What to do ▸ Extract and list every line that contains the word "solution".

Input for this task ▸
= = = = =

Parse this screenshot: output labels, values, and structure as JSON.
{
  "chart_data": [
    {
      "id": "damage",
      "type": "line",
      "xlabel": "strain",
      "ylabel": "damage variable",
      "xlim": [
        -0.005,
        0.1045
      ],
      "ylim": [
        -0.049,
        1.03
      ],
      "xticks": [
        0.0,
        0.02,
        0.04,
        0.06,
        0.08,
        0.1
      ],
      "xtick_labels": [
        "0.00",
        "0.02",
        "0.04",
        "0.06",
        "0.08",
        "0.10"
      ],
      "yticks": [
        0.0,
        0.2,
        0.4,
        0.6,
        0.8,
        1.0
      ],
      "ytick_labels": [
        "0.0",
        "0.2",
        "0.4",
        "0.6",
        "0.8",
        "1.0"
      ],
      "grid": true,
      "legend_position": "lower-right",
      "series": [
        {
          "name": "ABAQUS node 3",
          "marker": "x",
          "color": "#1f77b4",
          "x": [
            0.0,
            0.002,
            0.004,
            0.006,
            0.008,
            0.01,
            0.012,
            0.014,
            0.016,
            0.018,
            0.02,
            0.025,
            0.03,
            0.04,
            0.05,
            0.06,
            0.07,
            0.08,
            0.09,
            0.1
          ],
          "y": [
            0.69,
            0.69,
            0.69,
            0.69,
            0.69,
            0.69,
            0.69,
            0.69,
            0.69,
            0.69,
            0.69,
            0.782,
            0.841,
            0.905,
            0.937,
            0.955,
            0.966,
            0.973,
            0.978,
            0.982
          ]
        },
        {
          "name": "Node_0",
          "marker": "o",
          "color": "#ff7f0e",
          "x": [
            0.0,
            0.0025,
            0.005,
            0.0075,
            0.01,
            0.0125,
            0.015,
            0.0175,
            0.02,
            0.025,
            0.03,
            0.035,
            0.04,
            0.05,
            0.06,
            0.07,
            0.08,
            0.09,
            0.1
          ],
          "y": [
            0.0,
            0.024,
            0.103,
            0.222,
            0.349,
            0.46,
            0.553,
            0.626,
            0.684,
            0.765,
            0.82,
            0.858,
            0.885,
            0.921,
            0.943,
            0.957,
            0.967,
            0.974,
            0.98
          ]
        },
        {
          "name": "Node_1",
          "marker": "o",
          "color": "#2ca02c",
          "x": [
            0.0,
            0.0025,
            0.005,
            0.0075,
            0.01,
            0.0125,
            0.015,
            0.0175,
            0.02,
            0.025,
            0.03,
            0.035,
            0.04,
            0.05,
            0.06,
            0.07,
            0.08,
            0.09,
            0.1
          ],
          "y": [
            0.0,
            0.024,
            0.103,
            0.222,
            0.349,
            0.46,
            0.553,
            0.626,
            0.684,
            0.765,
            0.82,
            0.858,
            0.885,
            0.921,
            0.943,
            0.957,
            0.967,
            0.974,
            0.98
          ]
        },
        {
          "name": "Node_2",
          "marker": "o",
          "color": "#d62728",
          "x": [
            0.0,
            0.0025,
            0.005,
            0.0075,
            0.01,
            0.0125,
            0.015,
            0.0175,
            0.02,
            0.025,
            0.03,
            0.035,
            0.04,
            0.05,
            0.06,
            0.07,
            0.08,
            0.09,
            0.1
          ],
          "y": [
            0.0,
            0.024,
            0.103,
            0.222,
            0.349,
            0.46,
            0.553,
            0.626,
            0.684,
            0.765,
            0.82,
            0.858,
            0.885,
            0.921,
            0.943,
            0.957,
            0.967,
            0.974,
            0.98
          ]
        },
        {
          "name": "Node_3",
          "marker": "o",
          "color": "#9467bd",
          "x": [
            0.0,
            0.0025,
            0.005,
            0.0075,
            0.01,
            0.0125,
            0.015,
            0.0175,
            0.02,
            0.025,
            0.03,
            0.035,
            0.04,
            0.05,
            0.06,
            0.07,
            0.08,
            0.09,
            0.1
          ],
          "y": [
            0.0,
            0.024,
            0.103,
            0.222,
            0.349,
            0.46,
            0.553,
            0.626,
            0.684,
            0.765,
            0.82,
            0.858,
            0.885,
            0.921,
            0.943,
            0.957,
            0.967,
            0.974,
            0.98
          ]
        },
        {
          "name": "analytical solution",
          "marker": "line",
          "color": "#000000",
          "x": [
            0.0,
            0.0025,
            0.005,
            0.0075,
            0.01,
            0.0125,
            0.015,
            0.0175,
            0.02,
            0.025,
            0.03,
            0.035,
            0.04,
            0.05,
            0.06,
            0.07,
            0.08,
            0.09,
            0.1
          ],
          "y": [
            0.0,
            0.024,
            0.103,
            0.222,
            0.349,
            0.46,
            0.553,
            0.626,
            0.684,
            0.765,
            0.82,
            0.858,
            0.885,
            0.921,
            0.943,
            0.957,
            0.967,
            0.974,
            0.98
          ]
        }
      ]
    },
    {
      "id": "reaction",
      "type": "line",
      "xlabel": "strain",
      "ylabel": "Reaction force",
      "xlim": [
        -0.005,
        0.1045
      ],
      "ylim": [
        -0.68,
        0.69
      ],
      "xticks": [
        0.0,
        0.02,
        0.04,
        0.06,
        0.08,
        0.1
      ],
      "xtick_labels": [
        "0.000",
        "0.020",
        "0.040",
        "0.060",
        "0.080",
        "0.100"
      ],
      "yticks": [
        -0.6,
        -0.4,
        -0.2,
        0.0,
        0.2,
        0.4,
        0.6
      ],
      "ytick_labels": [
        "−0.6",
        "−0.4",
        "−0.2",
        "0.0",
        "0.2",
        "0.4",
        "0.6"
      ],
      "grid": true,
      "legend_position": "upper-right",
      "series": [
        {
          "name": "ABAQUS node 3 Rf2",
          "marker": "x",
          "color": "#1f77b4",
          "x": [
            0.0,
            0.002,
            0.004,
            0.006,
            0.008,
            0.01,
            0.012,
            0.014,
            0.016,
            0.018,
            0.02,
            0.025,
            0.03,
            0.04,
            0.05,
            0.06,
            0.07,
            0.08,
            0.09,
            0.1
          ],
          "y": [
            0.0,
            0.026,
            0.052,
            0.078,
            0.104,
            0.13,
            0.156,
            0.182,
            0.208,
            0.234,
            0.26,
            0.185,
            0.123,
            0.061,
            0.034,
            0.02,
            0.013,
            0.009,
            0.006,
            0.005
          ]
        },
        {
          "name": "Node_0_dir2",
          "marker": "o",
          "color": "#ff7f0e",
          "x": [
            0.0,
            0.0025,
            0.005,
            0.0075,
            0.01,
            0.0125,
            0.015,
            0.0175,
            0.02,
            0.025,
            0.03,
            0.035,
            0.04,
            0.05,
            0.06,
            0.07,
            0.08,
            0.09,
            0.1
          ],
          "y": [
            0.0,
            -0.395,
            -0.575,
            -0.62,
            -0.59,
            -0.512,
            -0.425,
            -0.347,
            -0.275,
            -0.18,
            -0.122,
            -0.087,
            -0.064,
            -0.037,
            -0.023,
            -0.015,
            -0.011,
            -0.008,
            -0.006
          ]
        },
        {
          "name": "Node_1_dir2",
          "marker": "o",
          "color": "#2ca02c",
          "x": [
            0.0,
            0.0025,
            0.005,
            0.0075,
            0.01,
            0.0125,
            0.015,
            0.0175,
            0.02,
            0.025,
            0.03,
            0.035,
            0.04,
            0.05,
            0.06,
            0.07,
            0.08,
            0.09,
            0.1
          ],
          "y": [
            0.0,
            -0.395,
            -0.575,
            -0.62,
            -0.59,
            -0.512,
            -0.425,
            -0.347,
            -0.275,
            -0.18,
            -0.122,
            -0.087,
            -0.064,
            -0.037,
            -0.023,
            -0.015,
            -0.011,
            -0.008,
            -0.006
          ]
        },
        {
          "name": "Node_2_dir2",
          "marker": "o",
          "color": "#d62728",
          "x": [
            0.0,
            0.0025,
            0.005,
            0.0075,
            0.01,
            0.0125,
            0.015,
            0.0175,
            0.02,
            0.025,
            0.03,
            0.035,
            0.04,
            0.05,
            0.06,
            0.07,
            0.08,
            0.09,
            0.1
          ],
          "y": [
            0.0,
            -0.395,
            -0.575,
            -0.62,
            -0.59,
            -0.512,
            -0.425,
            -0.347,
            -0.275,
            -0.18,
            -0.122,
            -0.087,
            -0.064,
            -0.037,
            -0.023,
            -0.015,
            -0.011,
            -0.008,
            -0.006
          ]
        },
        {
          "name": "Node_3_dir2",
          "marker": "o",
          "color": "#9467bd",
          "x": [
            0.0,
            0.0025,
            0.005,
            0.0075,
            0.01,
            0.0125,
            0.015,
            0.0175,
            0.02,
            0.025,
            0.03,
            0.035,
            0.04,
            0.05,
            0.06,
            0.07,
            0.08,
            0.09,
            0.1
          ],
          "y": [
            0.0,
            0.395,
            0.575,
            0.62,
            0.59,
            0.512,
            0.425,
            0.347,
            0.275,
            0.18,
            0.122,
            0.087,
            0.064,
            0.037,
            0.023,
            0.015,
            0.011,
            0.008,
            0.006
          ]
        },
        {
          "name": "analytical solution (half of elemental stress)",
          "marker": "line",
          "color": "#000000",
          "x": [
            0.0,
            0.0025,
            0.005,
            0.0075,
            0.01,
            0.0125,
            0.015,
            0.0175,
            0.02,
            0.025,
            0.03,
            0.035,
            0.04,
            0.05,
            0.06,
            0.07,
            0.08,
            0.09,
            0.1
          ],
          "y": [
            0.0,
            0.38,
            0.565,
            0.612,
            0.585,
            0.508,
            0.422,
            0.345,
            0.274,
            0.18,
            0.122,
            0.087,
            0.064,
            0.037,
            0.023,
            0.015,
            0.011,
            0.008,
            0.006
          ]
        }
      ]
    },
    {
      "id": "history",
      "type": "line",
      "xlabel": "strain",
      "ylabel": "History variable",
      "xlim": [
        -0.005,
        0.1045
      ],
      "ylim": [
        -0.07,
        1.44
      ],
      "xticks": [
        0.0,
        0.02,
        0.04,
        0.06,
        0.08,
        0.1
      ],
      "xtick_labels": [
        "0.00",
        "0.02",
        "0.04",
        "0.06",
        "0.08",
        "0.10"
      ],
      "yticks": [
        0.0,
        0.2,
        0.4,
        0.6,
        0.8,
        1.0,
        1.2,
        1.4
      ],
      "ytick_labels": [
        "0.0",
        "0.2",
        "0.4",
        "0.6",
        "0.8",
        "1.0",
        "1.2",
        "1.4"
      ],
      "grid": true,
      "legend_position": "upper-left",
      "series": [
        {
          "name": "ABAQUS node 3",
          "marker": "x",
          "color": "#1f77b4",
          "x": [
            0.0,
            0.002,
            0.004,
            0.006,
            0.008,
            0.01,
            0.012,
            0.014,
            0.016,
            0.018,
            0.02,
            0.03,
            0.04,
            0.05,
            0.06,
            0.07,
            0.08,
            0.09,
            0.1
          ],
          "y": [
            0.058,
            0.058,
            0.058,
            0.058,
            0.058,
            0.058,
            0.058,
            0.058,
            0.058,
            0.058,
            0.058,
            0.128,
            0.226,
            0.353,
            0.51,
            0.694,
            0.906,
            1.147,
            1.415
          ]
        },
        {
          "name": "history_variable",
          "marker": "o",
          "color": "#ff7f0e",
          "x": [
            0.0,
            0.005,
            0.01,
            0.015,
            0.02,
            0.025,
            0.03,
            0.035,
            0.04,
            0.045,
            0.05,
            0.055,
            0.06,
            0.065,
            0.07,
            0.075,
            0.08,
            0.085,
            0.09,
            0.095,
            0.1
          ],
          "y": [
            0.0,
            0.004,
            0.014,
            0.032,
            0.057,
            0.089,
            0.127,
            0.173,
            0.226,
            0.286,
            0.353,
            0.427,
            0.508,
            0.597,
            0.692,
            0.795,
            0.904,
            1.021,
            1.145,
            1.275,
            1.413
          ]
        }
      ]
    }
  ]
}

= = = = =

Result of this exercise ▸
          "name": "analytical solution",
          "name": "analytical solution (half of elemental stress)",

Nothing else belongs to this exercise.